━━ WORKING DATA ━━

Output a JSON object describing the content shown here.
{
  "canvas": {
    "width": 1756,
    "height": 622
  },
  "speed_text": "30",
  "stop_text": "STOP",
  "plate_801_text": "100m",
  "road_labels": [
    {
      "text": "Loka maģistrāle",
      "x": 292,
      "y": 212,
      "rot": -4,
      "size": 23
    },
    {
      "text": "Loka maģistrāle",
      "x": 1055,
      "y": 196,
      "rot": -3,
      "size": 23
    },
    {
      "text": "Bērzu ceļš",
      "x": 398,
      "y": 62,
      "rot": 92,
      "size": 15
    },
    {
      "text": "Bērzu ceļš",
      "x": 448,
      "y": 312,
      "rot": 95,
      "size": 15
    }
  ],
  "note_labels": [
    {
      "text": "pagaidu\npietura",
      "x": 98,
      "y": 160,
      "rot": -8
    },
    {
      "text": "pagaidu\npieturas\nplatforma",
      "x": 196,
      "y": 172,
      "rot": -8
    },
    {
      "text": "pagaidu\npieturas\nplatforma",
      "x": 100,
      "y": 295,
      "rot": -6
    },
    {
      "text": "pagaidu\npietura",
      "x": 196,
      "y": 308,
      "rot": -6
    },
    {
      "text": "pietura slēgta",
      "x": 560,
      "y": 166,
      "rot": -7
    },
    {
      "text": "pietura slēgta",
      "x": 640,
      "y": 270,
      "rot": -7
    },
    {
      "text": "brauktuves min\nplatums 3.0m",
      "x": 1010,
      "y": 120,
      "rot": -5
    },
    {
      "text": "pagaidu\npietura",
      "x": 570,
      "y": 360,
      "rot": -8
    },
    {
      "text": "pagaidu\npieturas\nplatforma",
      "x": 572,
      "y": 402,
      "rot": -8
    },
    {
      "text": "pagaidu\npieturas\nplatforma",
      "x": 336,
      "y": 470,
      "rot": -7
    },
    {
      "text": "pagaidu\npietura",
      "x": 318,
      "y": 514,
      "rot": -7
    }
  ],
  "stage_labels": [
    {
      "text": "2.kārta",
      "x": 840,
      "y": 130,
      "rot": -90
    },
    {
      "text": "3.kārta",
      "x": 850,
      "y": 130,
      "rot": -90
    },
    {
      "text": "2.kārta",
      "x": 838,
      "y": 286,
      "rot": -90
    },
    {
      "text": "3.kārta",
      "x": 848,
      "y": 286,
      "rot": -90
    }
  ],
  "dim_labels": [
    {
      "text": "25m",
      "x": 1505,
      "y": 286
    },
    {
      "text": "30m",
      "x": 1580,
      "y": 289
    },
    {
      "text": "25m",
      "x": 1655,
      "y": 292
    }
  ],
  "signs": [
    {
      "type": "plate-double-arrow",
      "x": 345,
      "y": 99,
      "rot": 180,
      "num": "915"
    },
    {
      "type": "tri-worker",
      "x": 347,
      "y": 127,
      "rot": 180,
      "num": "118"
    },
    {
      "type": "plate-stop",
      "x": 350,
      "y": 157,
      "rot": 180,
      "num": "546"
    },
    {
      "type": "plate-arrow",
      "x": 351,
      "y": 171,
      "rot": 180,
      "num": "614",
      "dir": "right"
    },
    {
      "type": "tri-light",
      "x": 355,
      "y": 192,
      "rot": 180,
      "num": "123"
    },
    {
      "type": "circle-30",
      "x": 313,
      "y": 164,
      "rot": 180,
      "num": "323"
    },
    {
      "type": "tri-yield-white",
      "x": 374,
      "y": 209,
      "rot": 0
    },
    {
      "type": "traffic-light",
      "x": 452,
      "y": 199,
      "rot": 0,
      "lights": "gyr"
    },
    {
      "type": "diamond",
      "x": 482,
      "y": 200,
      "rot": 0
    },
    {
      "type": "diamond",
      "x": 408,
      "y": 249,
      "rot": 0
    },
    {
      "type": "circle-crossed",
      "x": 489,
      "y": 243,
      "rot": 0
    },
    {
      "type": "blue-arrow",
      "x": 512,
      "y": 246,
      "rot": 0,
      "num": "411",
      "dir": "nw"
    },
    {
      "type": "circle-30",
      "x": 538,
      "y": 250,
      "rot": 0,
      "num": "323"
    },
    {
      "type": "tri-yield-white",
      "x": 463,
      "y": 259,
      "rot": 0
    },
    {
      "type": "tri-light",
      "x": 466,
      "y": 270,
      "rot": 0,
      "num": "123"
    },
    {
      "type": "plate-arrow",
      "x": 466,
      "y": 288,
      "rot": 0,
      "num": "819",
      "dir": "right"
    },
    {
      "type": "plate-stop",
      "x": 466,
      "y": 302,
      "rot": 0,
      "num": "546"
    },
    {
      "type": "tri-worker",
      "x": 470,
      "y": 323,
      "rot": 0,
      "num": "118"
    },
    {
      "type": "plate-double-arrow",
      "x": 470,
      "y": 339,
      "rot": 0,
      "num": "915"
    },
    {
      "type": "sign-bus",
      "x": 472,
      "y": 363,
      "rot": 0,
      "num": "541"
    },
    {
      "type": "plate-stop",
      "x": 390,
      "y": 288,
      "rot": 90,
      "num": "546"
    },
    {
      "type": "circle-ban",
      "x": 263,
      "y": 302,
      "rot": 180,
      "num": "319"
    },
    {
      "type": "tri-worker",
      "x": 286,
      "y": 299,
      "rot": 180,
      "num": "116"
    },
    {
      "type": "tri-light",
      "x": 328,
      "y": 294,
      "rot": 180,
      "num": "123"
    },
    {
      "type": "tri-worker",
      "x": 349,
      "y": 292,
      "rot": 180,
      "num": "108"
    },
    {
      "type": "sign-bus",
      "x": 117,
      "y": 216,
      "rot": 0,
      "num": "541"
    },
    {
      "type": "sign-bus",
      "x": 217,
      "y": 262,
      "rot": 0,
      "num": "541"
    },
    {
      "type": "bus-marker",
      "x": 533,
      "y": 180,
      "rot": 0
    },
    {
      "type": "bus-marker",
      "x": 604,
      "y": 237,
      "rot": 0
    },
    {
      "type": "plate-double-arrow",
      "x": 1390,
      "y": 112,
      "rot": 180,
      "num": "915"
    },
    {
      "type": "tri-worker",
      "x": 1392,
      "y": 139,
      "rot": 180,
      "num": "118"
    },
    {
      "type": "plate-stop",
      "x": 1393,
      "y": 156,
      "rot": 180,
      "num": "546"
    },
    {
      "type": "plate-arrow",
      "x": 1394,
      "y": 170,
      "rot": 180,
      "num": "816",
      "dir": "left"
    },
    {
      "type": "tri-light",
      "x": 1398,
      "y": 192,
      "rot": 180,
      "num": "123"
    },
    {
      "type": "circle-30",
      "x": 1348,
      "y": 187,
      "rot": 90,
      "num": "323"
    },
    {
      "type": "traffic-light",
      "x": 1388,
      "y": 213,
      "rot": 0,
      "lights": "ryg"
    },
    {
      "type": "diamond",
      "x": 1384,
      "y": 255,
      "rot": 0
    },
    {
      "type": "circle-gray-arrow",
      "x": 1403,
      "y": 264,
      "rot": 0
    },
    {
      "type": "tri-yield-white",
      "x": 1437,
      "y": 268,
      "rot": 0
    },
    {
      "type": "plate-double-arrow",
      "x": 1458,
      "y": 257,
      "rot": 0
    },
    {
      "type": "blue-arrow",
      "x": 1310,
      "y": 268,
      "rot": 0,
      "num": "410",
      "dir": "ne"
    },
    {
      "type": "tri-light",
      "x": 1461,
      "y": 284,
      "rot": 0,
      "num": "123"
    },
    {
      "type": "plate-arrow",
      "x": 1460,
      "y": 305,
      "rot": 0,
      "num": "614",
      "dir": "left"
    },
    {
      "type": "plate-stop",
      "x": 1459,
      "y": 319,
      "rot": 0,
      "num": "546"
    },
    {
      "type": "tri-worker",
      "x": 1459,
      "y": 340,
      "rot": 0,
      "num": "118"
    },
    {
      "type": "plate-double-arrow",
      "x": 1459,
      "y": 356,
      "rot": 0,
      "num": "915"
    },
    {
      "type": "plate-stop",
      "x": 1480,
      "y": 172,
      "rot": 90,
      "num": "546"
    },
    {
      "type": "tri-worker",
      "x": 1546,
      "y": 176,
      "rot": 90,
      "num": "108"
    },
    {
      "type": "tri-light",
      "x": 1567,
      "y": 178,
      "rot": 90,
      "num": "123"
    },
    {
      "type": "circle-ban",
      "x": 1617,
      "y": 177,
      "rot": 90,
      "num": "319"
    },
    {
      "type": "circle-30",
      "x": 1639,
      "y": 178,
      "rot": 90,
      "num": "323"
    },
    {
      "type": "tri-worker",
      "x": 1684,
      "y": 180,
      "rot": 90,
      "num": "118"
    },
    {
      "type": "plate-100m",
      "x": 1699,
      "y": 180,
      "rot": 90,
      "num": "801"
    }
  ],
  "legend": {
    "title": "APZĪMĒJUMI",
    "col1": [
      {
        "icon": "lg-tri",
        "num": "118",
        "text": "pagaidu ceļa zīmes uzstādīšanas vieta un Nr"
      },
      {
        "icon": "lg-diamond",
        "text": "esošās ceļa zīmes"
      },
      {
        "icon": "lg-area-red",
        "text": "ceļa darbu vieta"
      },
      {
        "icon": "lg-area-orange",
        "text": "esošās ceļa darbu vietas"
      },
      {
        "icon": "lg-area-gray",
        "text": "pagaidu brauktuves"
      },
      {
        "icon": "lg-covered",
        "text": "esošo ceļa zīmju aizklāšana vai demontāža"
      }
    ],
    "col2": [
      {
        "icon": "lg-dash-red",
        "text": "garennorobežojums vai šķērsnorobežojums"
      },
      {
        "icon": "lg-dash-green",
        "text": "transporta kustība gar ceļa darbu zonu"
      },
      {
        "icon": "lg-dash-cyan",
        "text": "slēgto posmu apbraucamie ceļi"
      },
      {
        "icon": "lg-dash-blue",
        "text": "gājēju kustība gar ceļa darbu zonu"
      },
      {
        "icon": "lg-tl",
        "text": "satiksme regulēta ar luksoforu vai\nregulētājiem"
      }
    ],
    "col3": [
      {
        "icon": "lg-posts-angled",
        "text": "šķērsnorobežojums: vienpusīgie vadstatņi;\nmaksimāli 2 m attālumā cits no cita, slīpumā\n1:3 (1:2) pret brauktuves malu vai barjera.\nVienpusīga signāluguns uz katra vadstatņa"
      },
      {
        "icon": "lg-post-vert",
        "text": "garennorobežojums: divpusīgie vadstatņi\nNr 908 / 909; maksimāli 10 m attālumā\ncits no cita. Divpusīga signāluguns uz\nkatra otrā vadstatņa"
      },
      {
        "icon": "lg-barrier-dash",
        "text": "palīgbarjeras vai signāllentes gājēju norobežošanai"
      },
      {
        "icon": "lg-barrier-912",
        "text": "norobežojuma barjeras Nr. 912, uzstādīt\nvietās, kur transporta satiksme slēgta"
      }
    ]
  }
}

━━━

**WHAT IS NEEDED:**
Report each line in the data that holds the word "esošās".

**ANSWER TO THIS PROBLEM:**
        "text": "esošās ceļa zīmes"
        "text": "esošās ceļa darbu vietas"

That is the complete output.